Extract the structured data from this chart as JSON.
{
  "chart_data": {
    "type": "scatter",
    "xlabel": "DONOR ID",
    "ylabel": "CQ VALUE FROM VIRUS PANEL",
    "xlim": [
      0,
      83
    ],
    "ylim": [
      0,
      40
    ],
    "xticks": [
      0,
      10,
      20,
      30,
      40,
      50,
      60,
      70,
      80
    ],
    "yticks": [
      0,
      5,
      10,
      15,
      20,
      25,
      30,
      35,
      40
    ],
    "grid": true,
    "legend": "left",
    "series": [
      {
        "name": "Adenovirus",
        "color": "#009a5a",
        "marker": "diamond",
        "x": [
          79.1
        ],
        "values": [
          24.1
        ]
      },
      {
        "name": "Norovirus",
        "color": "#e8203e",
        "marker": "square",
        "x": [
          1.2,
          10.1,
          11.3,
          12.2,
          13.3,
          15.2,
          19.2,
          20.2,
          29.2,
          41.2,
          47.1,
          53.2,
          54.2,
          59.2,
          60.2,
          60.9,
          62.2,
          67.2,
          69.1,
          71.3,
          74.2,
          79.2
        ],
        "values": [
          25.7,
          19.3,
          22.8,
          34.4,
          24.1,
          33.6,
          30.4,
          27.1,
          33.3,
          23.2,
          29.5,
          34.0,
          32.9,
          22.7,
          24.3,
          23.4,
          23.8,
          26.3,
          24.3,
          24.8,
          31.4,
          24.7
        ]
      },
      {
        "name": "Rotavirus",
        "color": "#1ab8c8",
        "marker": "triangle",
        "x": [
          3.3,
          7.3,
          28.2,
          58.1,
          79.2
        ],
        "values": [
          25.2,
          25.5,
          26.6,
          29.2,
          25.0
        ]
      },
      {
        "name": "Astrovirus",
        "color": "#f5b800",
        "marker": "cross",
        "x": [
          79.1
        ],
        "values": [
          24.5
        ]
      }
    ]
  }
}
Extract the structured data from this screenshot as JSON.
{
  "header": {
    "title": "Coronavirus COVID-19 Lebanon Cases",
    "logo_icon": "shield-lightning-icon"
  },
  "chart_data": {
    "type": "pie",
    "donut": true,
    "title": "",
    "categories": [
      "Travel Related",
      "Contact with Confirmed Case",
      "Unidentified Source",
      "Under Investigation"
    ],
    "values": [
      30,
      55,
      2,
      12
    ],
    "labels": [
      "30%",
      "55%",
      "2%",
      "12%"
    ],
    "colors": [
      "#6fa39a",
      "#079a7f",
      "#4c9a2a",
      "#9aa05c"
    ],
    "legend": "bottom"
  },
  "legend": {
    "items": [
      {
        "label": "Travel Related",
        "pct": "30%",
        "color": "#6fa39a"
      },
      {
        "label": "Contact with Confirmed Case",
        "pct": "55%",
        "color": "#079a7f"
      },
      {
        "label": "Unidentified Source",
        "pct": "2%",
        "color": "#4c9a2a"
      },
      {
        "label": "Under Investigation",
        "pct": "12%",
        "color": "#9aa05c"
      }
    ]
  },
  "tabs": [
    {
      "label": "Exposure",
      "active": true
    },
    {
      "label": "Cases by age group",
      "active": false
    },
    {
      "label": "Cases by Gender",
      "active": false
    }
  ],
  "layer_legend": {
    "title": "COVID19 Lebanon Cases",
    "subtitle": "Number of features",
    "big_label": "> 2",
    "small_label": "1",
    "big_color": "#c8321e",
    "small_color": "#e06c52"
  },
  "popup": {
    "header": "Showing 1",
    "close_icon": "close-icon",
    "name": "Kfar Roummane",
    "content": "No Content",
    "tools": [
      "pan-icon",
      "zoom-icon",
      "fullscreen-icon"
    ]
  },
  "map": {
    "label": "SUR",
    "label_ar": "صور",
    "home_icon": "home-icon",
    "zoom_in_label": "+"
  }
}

☆ ☆ ☆ ☆ ☆

#### Assigned task:
Looking only at the lines of the material above, count those containing "Extract" and give that number by itself.

#### Response to the task:
2